__Extract provided__:
'''

Incumbent MLA, newcomer face off in two-way race in Baker Lake
“There has been a real lack of investment here”

Baker Lake candidate Karen Kabloona worked most recently as assistant deputy minister of quality of life for Nunavut’s Department of Health, which involved overseeing Nunavut’s suicide prevention strategy. (HANDOUT PHOTO)

Simeon Mikkungwak addresses the legislature in the outgoing government’s final sitting last month. He is running for a second term in Baker Lake. (FILE PHOTO)
First elected as MLA for Baker Lake in 2013, Simeon Mikkungwak hopes to hold onto his job Oct. 30 when Nunavummiut go to the polls.
Over the last four years sitting as a member of the legislative assembly, the bilingual MLA said he’s successfully advocated for a number of initiatives to boost economic development, education, cultural programs and health care services in the Kivalliq community of about 2,000 people.
“I still have some unfinished business,” Mikkungwak told Nunatsiaq News, with a little over a week left to go in this year’s election campaign.
The former community mental health and addictions counsellor had previously served in several elected roles within Baker Lake’s housing authority, hamlet council, hunters and trappers organization and district education authority.
Here are some of the issues Mikkungwak hopes to bring back to the legislature this winter:
• A newly-renovated and fully-staffed health centre: “With [Meadowbank gold mine] operating nearby, we need a larger health centre,” he said. “I want to make sure that continues.”
Work has been done on architectural plans for a future building, he said, but the Government of Nunavut has yet to allocate any funding to the project.
• A second look at the Education Act and a Nunavut University, based in Baker Lake: “The Education Act needs to be more reflective of each community in Nunavut,” he said, “to meet the needs of students who have graduated and who want to go on to college or university.”
Mikkungwak also echoes the call of Baker Lake’s hamlet council, whose mayor has written to the GN to say the community wants to serve as the home of a made-in-Nunavut university.
In 2014, Agnico Eagle Mines Ltd. pledged to contribute $5 million towards a Nunavut university, once the project got GN support. With the proximity of the company’s Meadowbank mine to Baker Lake, Mikkungwak wants to build on their support to help realize the project.
• Airport runway and technology upgrades: Mikkungwak wants to see an expanded runway built so Baker Lake’s airport can serve as more of a hub for the region. Currently, the only passenger aircraft that lands in the community is the Dash-8.
He has also asked to have the airport’s communications technology—or instrument package—updated.
• Renovations to the Martha Taliruq elders centre: Mikkungwak wants to see the local elders’ care facility expanded and its staff trained to deliver higher levels of care.
He said the eight-bed Martha Taliruq centre, run by the community’s hospice society, is often full. And while its staff members oversee the centre’s operations, they are not professional health care providers.
* * *
Karen Kabloona has a number of years of experience working at the legislative assembly, thought not as an elected member. She hopes to change that this year, as the only other candidate running in her hometown of Baker Lake.
Kabloona has a business degree from the University of Calgary and has studied tourism management at Thompson Rivers University.
And she has a lengthy resumé with the GN, most recently as the associate deputy minister for quality of life within the Department of Health, where her role was to oversee the territory’s suicide prevention strategy.

'''

__Data excerpts__:
'''

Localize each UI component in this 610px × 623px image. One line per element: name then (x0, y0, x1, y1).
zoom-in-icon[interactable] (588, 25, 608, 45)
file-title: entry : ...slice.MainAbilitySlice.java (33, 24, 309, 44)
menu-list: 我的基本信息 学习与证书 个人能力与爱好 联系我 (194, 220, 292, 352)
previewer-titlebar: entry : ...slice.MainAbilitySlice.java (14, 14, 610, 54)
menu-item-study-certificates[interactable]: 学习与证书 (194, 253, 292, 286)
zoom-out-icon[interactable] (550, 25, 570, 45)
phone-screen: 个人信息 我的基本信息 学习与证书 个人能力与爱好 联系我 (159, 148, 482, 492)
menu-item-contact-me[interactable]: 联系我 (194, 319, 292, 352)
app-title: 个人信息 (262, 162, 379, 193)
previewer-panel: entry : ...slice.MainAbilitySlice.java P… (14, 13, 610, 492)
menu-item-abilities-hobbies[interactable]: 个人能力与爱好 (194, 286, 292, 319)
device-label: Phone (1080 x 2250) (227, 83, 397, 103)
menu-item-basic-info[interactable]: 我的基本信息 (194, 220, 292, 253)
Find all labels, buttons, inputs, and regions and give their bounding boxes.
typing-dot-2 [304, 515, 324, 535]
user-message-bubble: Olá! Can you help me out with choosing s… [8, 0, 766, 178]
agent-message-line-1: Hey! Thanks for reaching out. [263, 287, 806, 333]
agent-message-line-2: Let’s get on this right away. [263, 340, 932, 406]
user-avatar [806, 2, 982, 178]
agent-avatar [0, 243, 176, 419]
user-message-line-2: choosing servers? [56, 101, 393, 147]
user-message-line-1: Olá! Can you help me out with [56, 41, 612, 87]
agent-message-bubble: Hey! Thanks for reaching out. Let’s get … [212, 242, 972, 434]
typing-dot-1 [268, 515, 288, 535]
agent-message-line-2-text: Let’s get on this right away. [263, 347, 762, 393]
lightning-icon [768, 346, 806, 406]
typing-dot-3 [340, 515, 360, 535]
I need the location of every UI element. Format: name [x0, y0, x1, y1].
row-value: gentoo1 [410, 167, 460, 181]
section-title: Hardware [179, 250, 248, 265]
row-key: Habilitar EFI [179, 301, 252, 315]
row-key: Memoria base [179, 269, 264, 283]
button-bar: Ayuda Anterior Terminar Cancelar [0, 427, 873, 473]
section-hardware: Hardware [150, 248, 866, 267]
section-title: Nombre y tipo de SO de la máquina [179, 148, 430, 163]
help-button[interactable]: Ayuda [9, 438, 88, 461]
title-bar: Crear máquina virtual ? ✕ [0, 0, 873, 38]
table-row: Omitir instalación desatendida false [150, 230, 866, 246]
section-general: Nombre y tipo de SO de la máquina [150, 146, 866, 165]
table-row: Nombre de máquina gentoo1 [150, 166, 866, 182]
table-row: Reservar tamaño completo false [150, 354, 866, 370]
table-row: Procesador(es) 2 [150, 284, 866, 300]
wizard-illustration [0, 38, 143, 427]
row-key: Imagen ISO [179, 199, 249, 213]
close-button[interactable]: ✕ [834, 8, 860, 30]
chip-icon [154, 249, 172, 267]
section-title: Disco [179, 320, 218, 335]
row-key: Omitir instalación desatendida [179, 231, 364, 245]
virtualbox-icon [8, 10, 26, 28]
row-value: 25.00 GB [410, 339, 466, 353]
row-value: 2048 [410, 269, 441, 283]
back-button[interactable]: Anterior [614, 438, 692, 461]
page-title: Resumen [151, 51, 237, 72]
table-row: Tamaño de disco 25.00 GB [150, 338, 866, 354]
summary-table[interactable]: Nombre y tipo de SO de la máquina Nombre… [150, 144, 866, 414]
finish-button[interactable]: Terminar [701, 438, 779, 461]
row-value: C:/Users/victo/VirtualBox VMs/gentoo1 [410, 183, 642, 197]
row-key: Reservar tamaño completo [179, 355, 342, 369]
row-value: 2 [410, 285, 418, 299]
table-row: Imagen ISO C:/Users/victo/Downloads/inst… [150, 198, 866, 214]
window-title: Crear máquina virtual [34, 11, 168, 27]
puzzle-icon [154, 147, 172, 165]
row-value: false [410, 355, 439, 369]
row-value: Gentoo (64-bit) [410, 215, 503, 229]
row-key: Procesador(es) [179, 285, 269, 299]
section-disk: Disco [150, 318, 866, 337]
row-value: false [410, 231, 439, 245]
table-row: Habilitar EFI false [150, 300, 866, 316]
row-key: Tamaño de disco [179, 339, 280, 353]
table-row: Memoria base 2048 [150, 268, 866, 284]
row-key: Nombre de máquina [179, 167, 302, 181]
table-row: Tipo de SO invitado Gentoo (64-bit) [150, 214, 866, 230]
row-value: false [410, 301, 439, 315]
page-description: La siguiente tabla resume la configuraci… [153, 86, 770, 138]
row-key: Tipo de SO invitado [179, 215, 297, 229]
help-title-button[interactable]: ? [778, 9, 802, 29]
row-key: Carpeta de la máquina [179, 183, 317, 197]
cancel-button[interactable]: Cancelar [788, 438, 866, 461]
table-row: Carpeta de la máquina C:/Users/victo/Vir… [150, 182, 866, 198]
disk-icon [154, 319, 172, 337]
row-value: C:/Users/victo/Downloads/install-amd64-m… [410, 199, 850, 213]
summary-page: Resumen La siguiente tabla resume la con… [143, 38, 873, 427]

'''
'''

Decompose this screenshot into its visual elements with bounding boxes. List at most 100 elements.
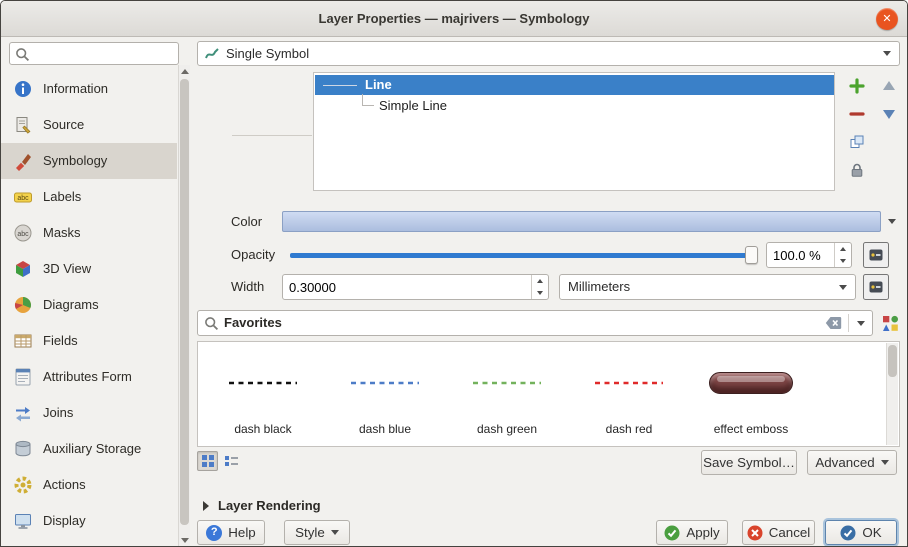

'''

__Work to do__:
**1.** Answer these about the Baker Lake election article:
(a) In what year was Simeon Mikkungwak first elected as MLA for Baker Lake?
(b) How much did Agnico Eagle Mines Ltd. pledge toward a Nunavut university?
(c) How many beds does the Martha Taliruq centre have?
**2.** Please return the passage of the Baker Lake election article that opens with the words containing "He has also" and closes with "health care providers.".
The records aren't required for the tasks.

__Results__:
**1.**
(a) 2013
(b) $5 million
(c) Eight

**2.**
He has also asked to have the airport’s communications technology—or instrument package—updated.
• Renovations to the Martha Taliruq elders centre: Mikkungwak wants to see the local elders’ care facility expanded and its staff trained to deliver higher levels of care.
He said the eight-bed Martha Taliruq centre, run by the community’s hospice society, is often full. And while its staff members oversee the centre’s operations, they are not professional health care providers.